Items listed in a dataset:
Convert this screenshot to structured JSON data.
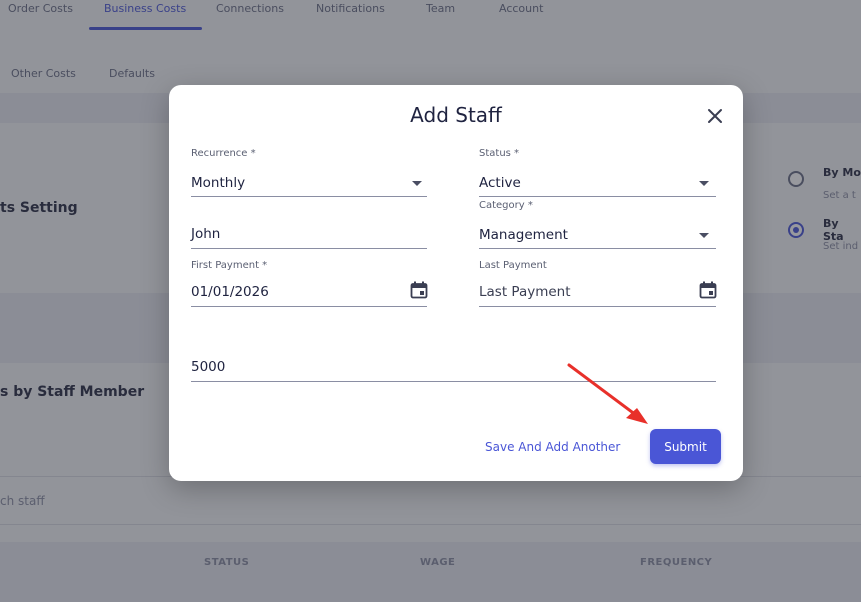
{
  "nav": {
    "tabs": [
      {
        "label": "Order Costs"
      },
      {
        "label": "Business Costs"
      },
      {
        "label": "Connections"
      },
      {
        "label": "Notifications"
      },
      {
        "label": "Team"
      },
      {
        "label": "Account"
      }
    ],
    "active_tab": "Business Costs"
  },
  "subnav": {
    "tabs": [
      {
        "label": "Other Costs"
      },
      {
        "label": "Defaults"
      }
    ]
  },
  "background": {
    "section_setting_title": "ts Setting",
    "section_staff_title": "s by Staff Member",
    "search_placeholder": "ch staff",
    "options": [
      {
        "title": "By Mo",
        "desc": "Set a t",
        "selected": false
      },
      {
        "title": "By Sta",
        "desc": "Set ind",
        "selected": true
      }
    ],
    "table_headers": [
      "STATUS",
      "WAGE",
      "FREQUENCY"
    ]
  },
  "modal": {
    "title": "Add Staff",
    "fields": {
      "recurrence": {
        "label": "Recurrence *",
        "value": "Monthly"
      },
      "status": {
        "label": "Status *",
        "value": "Active"
      },
      "name": {
        "value": "John"
      },
      "category": {
        "label": "Category *",
        "value": "Management"
      },
      "first_payment": {
        "label": "First Payment *",
        "value": "01/01/2026"
      },
      "last_payment": {
        "label": "Last Payment",
        "placeholder": "Last Payment"
      },
      "amount": {
        "value": "5000"
      }
    },
    "save_another_label": "Save And Add Another",
    "submit_label": "Submit"
  },
  "colors": {
    "accent": "#4a56d6",
    "arrow": "#e8302a"
  }
}
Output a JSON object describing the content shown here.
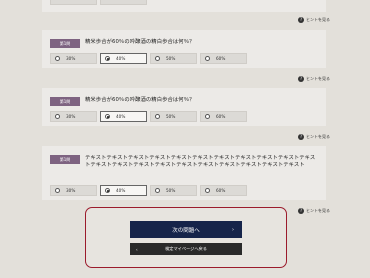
{
  "hint_label": "ヒントを見る",
  "questions": [
    {
      "badge": "第1問",
      "text": "精米歩合が60％の吟醸酒の精白歩合は何％？",
      "options": [
        "30%",
        "40%",
        "50%",
        "60%"
      ],
      "selected_index": 1
    },
    {
      "badge": "第1問",
      "text": "精米歩合が60％の吟醸酒の精白歩合は何％？",
      "options": [
        "30%",
        "40%",
        "50%",
        "60%"
      ],
      "selected_index": 1
    },
    {
      "badge": "第1問",
      "text": "テキストテキストテキストテキストテキストテキストテキストテキストテキストテキストテキストテキストテキストテキストテキストテキストテキストテキストテキストテキストテキスト",
      "options": [
        "30%",
        "40%",
        "50%",
        "60%"
      ],
      "selected_index": 1
    }
  ],
  "actions": {
    "next_label": "次の問題へ",
    "next_chevron": "›",
    "back_label": "検定マイページへ戻る",
    "back_chevron": "‹"
  },
  "colors": {
    "badge": "#7e6381",
    "next_button": "#16244a",
    "back_button": "#2a2a2a",
    "action_border": "#9b1b2c"
  }
}
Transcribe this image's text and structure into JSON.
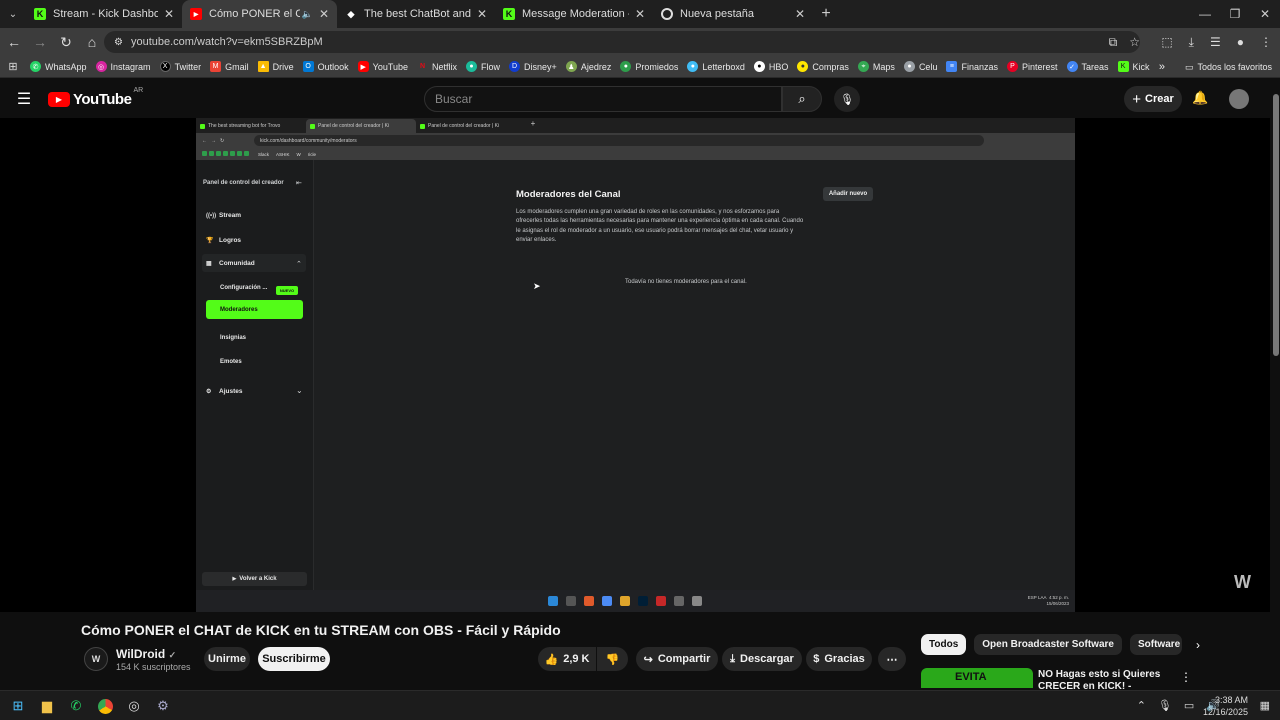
{
  "browser": {
    "tabs": [
      {
        "title": "Stream - Kick Dashboard",
        "favicon": "kick-icon",
        "active": false
      },
      {
        "title": "Cómo PONER el CHAT de K",
        "favicon": "youtube-icon",
        "active": true
      },
      {
        "title": "The best ChatBot and Widgets",
        "favicon": "diamond-icon",
        "active": false
      },
      {
        "title": "Message Moderation - Kick Da",
        "favicon": "kick-icon",
        "active": false
      },
      {
        "title": "Nueva pestaña",
        "favicon": "chrome-icon",
        "active": false
      }
    ],
    "url": "youtube.com/watch?v=ekm5SBRZBpM",
    "bookmarks": [
      "WhatsApp",
      "Instagram",
      "Twitter",
      "Gmail",
      "Drive",
      "Outlook",
      "YouTube",
      "Netflix",
      "Flow",
      "Disney+",
      "Ajedrez",
      "Promiedos",
      "Letterboxd",
      "HBO",
      "Compras",
      "Maps",
      "Celu",
      "Finanzas",
      "Pinterest",
      "Tareas",
      "Kick"
    ],
    "bookmarks_folder": "Todos los favoritos"
  },
  "youtube": {
    "logo": "YouTube",
    "region": "AR",
    "search_placeholder": "Buscar",
    "create_label": "Crear"
  },
  "embedded": {
    "tabs": [
      "The best streaming bot for Trovo",
      "Panel de control del creador | Ki",
      "Panel de control del creador | Ki"
    ],
    "url": "kick.com/dashboard/community/moderators",
    "bookmarks": [
      "Slack",
      "ASHIK",
      "W",
      "ricle"
    ],
    "sidebar_title": "Panel de control del creador",
    "items": {
      "stream": "Stream",
      "logros": "Logros",
      "comunidad": "Comunidad",
      "configuracion": "Configuración ...",
      "nuevo": "NUEVO",
      "moderadores": "Moderadores",
      "insignias": "Insignias",
      "emotes": "Emotes",
      "ajustes": "Ajustes"
    },
    "back_label": "Volver a Kick",
    "heading": "Moderadores del Canal",
    "add_button": "Añadir nuevo",
    "description": "Los moderadores cumplen una gran variedad de roles en las comunidades, y nos esforzamos para ofrecerles todas las herramientas necesarias para mantener una experiencia óptima en cada canal. Cuando le asignas el rol de moderador a un usuario, ese usuario podrá borrar mensajes del chat, vetar usuario y enviar enlaces.",
    "empty_message": "Todavía no tienes moderadores para el canal.",
    "tray_lang": "ESP LAA",
    "tray_time": "4:52 p. m.",
    "tray_date": "15/06/2023"
  },
  "video": {
    "title": "Cómo PONER el CHAT de KICK en tu STREAM con OBS - Fácil y Rápido",
    "channel": "WilDroid",
    "subscribers": "154 K suscriptores",
    "join_label": "Unirme",
    "subscribe_label": "Suscribirme",
    "likes": "2,9 K",
    "share_label": "Compartir",
    "download_label": "Descargar",
    "thanks_label": "Gracias"
  },
  "related": {
    "chips": [
      "Todos",
      "Open Broadcaster Software",
      "Software"
    ],
    "first_title": "NO Hagas esto si Quieres CRECER en KICK! - Errores m",
    "first_thumb_text": "EVITA"
  },
  "taskbar": {
    "time": "3:38 AM",
    "date": "12/16/2025"
  }
}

Objective: Every entry must be written out exactly, with all pictures left out.

Complete answer:
Convert this screenshot to structured JSON data.
{
  "nav": {
    "tabs": [
      {
        "label": "Order Costs"
      },
      {
        "label": "Business Costs"
      },
      {
        "label": "Connections"
      },
      {
        "label": "Notifications"
      },
      {
        "label": "Team"
      },
      {
        "label": "Account"
      }
    ],
    "active_tab": "Business Costs"
  },
  "subnav": {
    "tabs": [
      {
        "label": "Other Costs"
      },
      {
        "label": "Defaults"
      }
    ]
  },
  "background": {
    "section_setting_title": "ts Setting",
    "section_staff_title": "s by Staff Member",
    "search_placeholder": "ch staff",
    "options": [
      {
        "title": "By Mo",
        "desc": "Set a t",
        "selected": false
      },
      {
        "title": "By Sta",
        "desc": "Set ind",
        "selected": true
      }
    ],
    "table_headers": [
      "STATUS",
      "WAGE",
      "FREQUENCY"
    ]
  },
  "modal": {
    "title": "Add Staff",
    "fields": {
      "recurrence": {
        "label": "Recurrence *",
        "value": "Monthly"
      },
      "status": {
        "label": "Status *",
        "value": "Active"
      },
      "name": {
        "value": "John"
      },
      "category": {
        "label": "Category *",
        "value": "Management"
      },
      "first_payment": {
        "label": "First Payment *",
        "value": "01/01/2026"
      },
      "last_payment": {
        "label": "Last Payment",
        "placeholder": "Last Payment"
      },
      "amount": {
        "value": "5000"
      }
    },
    "save_another_label": "Save And Add Another",
    "submit_label": "Submit"
  },
  "colors": {
    "accent": "#4a56d6",
    "arrow": "#e8302a"
  }
}
Output a JSON object describing the content shown here.
{
  "hint_label": "ヒントを見る",
  "questions": [
    {
      "badge": "第1問",
      "text": "精米歩合が60％の吟醸酒の精白歩合は何％？",
      "options": [
        "30%",
        "40%",
        "50%",
        "60%"
      ],
      "selected_index": 1
    },
    {
      "badge": "第1問",
      "text": "精米歩合が60％の吟醸酒の精白歩合は何％？",
      "options": [
        "30%",
        "40%",
        "50%",
        "60%"
      ],
      "selected_index": 1
    },
    {
      "badge": "第1問",
      "text": "テキストテキストテキストテキストテキストテキストテキストテキストテキストテキストテキストテキストテキストテキストテキストテキストテキストテキストテキストテキストテキスト",
      "options": [
        "30%",
        "40%",
        "50%",
        "60%"
      ],
      "selected_index": 1
    }
  ],
  "actions": {
    "next_label": "次の問題へ",
    "next_chevron": "›",
    "back_label": "検定マイページへ戻る",
    "back_chevron": "‹"
  },
  "colors": {
    "badge": "#7e6381",
    "next_button": "#16244a",
    "back_button": "#2a2a2a",
    "action_border": "#9b1b2c"
  }
}
Transcribe this image's text and structure into JSON.
{
  "browser": {
    "tabs": [
      {
        "title": "Stream - Kick Dashboard",
        "favicon": "kick-icon",
        "active": false
      },
      {
        "title": "Cómo PONER el CHAT de K",
        "favicon": "youtube-icon",
        "active": true
      },
      {
        "title": "The best ChatBot and Widgets",
        "favicon": "diamond-icon",
        "active": false
      },
      {
        "title": "Message Moderation - Kick Da",
        "favicon": "kick-icon",
        "active": false
      },
      {
        "title": "Nueva pestaña",
        "favicon": "chrome-icon",
        "active": false
      }
    ],
    "url": "youtube.com/watch?v=ekm5SBRZBpM",
    "bookmarks": [
      "WhatsApp",
      "Instagram",
      "Twitter",
      "Gmail",
      "Drive",
      "Outlook",
      "YouTube",
      "Netflix",
      "Flow",
      "Disney+",
      "Ajedrez",
      "Promiedos",
      "Letterboxd",
      "HBO",
      "Compras",
      "Maps",
      "Celu",
      "Finanzas",
      "Pinterest",
      "Tareas",
      "Kick"
    ],
    "bookmarks_folder": "Todos los favoritos"
  },
  "youtube": {
    "logo": "YouTube",
    "region": "AR",
    "search_placeholder": "Buscar",
    "create_label": "Crear"
  },
  "embedded": {
    "tabs": [
      "The best streaming bot for Trovo",
      "Panel de control del creador | Ki",
      "Panel de control del creador | Ki"
    ],
    "url": "kick.com/dashboard/community/moderators",
    "bookmarks": [
      "Slack",
      "ASHIK",
      "W",
      "ricle"
    ],
    "sidebar_title": "Panel de control del creador",
    "items": {
      "stream": "Stream",
      "logros": "Logros",
      "comunidad": "Comunidad",
      "configuracion": "Configuración ...",
      "nuevo": "NUEVO",
      "moderadores": "Moderadores",
      "insignias": "Insignias",
      "emotes": "Emotes",
      "ajustes": "Ajustes"
    },
    "back_label": "Volver a Kick",
    "heading": "Moderadores del Canal",
    "add_button": "Añadir nuevo",
    "description": "Los moderadores cumplen una gran variedad de roles en las comunidades, y nos esforzamos para ofrecerles todas las herramientas necesarias para mantener una experiencia óptima en cada canal. Cuando le asignas el rol de moderador a un usuario, ese usuario podrá borrar mensajes del chat, vetar usuario y enviar enlaces.",
    "empty_message": "Todavía no tienes moderadores para el canal.",
    "tray_lang": "ESP LAA",
    "tray_time": "4:52 p. m.",
    "tray_date": "15/06/2023"
  },
  "video": {
    "title": "Cómo PONER el CHAT de KICK en tu STREAM con OBS - Fácil y Rápido",
    "channel": "WilDroid",
    "subscribers": "154 K suscriptores",
    "join_label": "Unirme",
    "subscribe_label": "Suscribirme",
    "likes": "2,9 K",
    "share_label": "Compartir",
    "download_label": "Descargar",
    "thanks_label": "Gracias"
  },
  "related": {
    "chips": [
      "Todos",
      "Open Broadcaster Software",
      "Software"
    ],
    "first_title": "NO Hagas esto si Quieres CRECER en KICK! - Errores m",
    "first_thumb_text": "EVITA"
  },
  "taskbar": {
    "time": "3:38 AM",
    "date": "12/16/2025"
  }
}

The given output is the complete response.